### What you will do
Find the word "color" in the records below. List each line containing it.
+--
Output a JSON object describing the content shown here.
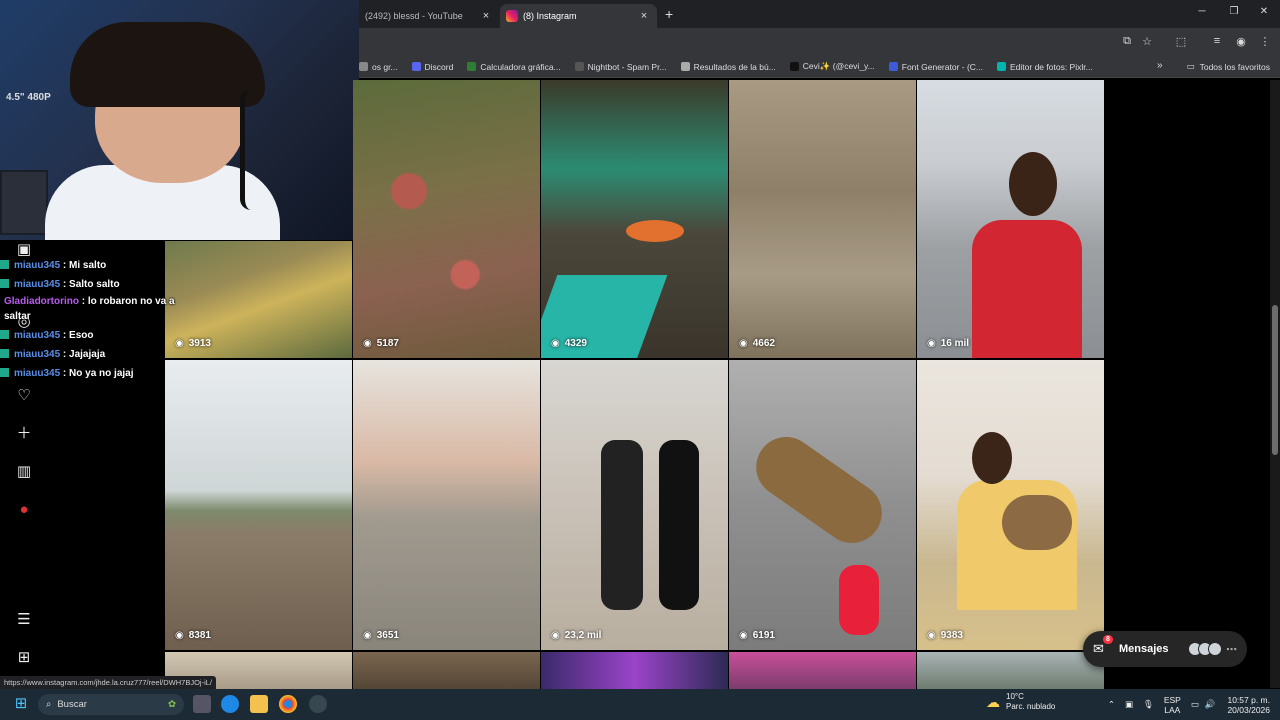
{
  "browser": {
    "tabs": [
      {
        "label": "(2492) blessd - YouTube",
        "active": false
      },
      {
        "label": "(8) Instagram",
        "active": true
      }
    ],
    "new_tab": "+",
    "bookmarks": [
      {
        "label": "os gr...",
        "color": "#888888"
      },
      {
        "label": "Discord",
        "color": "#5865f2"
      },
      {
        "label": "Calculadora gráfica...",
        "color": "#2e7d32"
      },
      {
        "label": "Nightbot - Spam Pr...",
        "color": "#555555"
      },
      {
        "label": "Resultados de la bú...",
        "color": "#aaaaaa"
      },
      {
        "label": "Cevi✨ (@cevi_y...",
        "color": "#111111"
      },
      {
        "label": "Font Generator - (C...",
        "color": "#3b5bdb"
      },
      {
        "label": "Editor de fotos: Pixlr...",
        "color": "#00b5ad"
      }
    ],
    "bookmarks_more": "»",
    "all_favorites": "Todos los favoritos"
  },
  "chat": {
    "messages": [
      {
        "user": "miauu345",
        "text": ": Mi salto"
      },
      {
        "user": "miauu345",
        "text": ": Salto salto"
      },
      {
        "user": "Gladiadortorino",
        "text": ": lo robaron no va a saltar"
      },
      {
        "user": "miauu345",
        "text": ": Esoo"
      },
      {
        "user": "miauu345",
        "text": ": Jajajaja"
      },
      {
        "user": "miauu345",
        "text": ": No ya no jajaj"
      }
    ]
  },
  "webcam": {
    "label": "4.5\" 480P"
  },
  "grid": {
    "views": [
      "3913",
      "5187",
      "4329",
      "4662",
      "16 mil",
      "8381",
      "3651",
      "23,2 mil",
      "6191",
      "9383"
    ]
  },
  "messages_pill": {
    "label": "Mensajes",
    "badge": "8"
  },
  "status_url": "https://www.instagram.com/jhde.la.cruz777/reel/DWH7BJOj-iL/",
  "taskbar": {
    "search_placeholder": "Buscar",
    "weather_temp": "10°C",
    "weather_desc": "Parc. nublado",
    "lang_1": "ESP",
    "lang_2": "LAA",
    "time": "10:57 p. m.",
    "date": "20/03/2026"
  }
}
+--
### Result for this task
        "color": "#888888"
        "color": "#5865f2"
        "color": "#2e7d32"
        "color": "#555555"
        "color": "#aaaaaa"
        "color": "#111111"
        "color": "#3b5bdb"
        "color": "#00b5ad"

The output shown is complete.